## begin Data in this exercise

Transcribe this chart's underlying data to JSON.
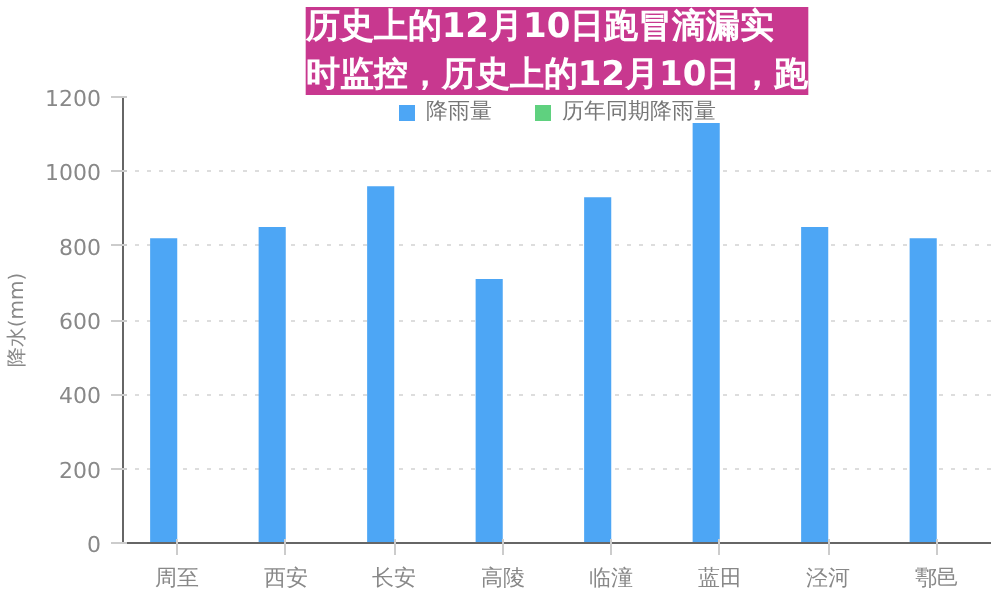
{
  "chart_data": {
    "type": "bar",
    "title": "历史上的12月10日跑冒滴漏实时监控，历史上的12月10日，跑",
    "ylabel": "降水(mm)",
    "categories": [
      "周至",
      "西安",
      "长安",
      "高陵",
      "临潼",
      "蓝田",
      "泾河",
      "鄠邑"
    ],
    "series": [
      {
        "name": "降雨量",
        "color": "#4da6f5",
        "values": [
          820,
          850,
          960,
          710,
          930,
          1130,
          850,
          820
        ]
      },
      {
        "name": "历年同期降雨量",
        "color": "#5fd17f",
        "values": [
          null,
          null,
          null,
          null,
          null,
          null,
          null,
          null
        ]
      }
    ],
    "ylim": [
      0,
      1200
    ],
    "yticks": [
      0,
      200,
      400,
      600,
      800,
      1000,
      1200
    ],
    "grid": "y",
    "legend": "top"
  }
}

## end Data in this exercise

Restate every record exactly, please; do not copy the pictures.

Transcribe this chart's underlying data to JSON.
{
  "chart_data": {
    "type": "bar",
    "title": "历史上的12月10日跑冒滴漏实时监控，历史上的12月10日，跑",
    "ylabel": "降水(mm)",
    "categories": [
      "周至",
      "西安",
      "长安",
      "高陵",
      "临潼",
      "蓝田",
      "泾河",
      "鄠邑"
    ],
    "series": [
      {
        "name": "降雨量",
        "color": "#4da6f5",
        "values": [
          820,
          850,
          960,
          710,
          930,
          1130,
          850,
          820
        ]
      },
      {
        "name": "历年同期降雨量",
        "color": "#5fd17f",
        "values": [
          null,
          null,
          null,
          null,
          null,
          null,
          null,
          null
        ]
      }
    ],
    "ylim": [
      0,
      1200
    ],
    "yticks": [
      0,
      200,
      400,
      600,
      800,
      1000,
      1200
    ],
    "grid": "y",
    "legend": "top"
  }
}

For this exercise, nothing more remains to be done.